(TASK DESCRIPTION)
Find how many lines in the data below include the word "Laudo", then write only that number.

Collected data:
□ □ □ □ □
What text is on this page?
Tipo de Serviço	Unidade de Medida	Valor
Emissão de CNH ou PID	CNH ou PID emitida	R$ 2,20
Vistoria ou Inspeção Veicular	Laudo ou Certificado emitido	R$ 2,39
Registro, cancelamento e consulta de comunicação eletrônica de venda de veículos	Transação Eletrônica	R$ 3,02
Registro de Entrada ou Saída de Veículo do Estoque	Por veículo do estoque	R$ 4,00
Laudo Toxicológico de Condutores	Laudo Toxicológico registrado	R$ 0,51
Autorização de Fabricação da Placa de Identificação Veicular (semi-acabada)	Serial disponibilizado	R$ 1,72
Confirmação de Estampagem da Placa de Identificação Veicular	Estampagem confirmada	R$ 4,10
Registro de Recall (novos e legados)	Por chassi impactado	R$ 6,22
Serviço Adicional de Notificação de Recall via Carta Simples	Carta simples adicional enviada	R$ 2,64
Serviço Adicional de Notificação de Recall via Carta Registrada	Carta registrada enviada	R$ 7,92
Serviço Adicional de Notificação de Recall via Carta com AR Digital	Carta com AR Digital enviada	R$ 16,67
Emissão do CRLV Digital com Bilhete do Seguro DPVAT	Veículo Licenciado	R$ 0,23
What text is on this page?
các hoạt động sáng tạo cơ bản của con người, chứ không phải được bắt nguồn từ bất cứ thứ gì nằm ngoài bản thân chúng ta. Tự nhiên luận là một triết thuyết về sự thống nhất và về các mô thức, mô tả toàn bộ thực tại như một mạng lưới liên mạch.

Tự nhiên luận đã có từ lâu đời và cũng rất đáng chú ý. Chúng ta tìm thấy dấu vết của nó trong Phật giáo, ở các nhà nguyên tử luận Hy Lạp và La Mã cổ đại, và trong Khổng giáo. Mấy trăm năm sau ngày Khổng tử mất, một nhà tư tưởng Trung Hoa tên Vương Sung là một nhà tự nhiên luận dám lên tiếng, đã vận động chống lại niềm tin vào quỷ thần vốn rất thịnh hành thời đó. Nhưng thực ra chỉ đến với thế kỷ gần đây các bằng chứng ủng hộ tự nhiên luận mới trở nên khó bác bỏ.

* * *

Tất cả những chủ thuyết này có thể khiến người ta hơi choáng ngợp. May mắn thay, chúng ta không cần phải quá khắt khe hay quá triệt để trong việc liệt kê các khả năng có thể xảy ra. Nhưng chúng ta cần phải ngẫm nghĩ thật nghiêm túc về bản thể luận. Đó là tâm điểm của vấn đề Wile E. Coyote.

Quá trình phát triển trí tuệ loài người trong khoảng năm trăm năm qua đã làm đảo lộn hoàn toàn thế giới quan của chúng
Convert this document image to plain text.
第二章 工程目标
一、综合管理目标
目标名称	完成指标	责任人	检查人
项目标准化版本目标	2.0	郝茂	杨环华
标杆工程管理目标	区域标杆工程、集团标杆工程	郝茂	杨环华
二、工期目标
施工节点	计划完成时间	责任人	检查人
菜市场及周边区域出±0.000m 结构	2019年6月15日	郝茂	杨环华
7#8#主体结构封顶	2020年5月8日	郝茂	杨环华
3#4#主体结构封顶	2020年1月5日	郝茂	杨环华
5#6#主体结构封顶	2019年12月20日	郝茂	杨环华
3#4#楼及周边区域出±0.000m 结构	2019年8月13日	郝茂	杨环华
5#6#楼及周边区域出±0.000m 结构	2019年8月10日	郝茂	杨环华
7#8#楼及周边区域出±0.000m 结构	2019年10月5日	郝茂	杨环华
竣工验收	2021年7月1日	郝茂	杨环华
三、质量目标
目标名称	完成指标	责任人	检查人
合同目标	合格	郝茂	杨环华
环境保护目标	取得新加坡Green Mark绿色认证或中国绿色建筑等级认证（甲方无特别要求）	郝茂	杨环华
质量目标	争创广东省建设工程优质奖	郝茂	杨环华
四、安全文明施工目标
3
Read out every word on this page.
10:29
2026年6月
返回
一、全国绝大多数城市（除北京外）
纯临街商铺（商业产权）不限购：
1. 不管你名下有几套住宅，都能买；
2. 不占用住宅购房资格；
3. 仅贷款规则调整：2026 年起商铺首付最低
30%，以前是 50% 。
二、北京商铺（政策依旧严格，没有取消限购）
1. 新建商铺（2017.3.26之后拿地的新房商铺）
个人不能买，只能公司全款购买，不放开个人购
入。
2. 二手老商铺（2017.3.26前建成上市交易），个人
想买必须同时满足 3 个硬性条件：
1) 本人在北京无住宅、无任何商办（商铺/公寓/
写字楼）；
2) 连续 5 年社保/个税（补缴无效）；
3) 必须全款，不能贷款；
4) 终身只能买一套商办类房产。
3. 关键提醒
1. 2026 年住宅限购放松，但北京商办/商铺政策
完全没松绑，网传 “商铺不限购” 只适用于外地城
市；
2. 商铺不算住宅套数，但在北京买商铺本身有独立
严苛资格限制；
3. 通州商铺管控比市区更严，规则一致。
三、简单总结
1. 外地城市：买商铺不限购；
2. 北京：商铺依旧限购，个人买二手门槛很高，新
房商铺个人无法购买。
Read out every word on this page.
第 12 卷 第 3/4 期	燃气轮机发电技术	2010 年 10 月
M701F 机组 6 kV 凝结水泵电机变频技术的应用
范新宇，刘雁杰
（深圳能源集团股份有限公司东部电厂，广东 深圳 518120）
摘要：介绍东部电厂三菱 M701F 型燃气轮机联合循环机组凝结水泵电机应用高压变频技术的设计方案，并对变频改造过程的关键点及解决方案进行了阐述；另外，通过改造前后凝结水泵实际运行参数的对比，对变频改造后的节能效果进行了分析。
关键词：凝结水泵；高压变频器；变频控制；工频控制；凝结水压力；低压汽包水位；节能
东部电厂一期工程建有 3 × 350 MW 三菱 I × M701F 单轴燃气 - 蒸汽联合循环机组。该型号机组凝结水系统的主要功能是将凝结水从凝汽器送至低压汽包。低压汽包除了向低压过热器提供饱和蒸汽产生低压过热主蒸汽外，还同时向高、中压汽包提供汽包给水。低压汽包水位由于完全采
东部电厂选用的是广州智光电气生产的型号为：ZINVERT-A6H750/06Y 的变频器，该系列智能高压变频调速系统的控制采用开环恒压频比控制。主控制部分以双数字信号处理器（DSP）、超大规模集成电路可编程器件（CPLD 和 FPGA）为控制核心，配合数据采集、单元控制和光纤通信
□ □ □ □ □
(SOLUTION FOR THIS TASK)
2